## SHORT PROBLEM:
Copy each line in the data that includes the word "JSON".

## RECORDS FOR THE EXERCISE:
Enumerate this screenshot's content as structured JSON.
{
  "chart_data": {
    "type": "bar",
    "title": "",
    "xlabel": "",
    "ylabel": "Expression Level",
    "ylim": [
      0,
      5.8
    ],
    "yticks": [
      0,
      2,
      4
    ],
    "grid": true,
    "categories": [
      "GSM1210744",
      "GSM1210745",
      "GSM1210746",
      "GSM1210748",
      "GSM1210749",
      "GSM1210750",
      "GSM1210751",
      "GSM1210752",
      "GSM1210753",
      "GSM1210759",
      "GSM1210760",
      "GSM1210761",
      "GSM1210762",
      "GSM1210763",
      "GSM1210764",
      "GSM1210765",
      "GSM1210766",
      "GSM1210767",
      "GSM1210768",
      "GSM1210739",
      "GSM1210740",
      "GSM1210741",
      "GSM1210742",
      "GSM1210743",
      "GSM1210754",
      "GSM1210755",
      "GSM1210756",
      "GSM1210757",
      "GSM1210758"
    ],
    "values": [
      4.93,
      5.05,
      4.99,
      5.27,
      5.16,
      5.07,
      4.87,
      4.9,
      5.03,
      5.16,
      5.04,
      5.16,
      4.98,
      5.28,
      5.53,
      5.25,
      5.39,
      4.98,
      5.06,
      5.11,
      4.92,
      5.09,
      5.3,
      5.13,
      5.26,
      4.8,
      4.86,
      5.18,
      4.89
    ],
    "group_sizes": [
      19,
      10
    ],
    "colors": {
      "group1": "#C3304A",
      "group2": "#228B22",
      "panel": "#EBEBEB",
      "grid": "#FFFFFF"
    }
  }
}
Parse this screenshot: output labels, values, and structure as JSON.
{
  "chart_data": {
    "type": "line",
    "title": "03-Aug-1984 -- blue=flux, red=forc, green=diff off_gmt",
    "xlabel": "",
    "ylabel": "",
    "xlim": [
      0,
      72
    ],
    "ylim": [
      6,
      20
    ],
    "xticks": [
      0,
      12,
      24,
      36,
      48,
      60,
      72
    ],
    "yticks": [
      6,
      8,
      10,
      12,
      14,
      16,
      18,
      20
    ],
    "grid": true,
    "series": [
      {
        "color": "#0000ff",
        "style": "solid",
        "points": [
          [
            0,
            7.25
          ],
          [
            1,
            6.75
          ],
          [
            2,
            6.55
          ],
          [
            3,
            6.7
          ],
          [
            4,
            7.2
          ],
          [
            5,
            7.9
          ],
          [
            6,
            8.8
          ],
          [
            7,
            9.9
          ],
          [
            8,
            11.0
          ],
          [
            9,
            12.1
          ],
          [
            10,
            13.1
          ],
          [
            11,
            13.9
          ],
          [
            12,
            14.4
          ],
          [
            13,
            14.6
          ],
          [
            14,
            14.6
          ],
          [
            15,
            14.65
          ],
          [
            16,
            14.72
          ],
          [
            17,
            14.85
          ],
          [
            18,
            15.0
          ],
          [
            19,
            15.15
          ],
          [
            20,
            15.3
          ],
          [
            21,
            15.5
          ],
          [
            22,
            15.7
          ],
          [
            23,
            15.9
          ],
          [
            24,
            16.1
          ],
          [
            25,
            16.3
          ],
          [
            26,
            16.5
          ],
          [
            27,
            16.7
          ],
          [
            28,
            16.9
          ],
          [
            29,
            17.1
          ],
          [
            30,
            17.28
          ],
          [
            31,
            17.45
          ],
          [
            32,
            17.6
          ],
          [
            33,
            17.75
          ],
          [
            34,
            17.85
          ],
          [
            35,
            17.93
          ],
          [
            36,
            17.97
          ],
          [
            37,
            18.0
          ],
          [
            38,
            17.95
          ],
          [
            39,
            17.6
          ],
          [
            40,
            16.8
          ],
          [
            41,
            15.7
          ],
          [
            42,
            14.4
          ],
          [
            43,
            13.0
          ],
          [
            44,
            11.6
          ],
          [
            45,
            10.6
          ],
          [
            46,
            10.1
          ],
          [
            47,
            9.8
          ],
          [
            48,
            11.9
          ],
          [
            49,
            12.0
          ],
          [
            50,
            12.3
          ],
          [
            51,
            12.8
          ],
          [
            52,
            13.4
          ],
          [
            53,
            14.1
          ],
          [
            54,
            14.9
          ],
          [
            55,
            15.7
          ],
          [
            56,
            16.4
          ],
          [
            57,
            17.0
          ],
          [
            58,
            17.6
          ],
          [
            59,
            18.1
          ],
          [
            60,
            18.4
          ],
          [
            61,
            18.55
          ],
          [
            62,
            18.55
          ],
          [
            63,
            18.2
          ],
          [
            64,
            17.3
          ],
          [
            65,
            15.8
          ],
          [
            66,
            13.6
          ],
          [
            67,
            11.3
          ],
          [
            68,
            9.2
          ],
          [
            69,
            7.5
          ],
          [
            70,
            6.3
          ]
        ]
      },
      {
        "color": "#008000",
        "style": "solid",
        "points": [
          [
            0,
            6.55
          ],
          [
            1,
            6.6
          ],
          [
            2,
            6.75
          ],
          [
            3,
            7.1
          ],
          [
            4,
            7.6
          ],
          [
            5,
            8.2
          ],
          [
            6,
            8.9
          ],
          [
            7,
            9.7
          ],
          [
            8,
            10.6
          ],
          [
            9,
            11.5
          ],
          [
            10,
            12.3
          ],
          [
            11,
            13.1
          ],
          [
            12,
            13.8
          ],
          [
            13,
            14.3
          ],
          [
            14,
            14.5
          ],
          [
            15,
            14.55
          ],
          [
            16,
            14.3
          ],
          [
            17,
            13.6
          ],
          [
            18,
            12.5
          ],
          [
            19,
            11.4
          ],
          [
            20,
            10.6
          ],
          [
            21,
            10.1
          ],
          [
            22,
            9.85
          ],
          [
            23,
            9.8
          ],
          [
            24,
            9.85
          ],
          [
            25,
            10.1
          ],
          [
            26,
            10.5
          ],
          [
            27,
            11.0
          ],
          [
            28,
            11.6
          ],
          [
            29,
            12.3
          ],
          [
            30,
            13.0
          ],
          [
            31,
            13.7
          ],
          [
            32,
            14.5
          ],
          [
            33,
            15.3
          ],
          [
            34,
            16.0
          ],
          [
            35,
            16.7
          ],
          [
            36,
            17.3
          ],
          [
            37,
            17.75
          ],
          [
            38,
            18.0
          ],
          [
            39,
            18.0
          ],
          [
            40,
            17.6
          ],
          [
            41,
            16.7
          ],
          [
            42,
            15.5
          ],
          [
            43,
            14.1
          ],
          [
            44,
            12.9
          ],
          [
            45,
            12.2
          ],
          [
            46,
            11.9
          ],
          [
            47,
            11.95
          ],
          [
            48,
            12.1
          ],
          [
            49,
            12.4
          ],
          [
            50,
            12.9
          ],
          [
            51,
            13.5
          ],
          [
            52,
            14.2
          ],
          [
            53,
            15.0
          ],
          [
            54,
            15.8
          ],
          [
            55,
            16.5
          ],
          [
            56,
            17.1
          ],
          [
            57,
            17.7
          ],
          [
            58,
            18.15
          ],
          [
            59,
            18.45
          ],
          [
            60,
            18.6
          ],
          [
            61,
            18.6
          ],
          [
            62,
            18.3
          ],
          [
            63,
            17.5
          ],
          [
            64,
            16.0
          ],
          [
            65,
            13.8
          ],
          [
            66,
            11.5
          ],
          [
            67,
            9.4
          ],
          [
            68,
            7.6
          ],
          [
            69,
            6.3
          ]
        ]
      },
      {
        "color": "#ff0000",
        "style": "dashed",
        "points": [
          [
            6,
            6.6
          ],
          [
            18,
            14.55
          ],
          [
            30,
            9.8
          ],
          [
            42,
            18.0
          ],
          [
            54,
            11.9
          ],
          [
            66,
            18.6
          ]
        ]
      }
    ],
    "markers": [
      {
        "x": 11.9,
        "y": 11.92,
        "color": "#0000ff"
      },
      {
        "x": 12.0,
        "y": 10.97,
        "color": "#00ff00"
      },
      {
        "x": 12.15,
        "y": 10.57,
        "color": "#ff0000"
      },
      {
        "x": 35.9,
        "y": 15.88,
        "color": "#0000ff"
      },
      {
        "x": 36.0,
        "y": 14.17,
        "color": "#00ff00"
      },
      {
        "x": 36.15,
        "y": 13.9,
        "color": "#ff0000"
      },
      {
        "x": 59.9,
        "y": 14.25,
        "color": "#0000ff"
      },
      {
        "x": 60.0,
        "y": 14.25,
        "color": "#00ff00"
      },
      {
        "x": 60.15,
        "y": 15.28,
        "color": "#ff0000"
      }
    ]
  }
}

## WRITTEN ANSWER:
Enumerate this screenshot's content as structured JSON.
Parse this screenshot: output labels, values, and structure as JSON.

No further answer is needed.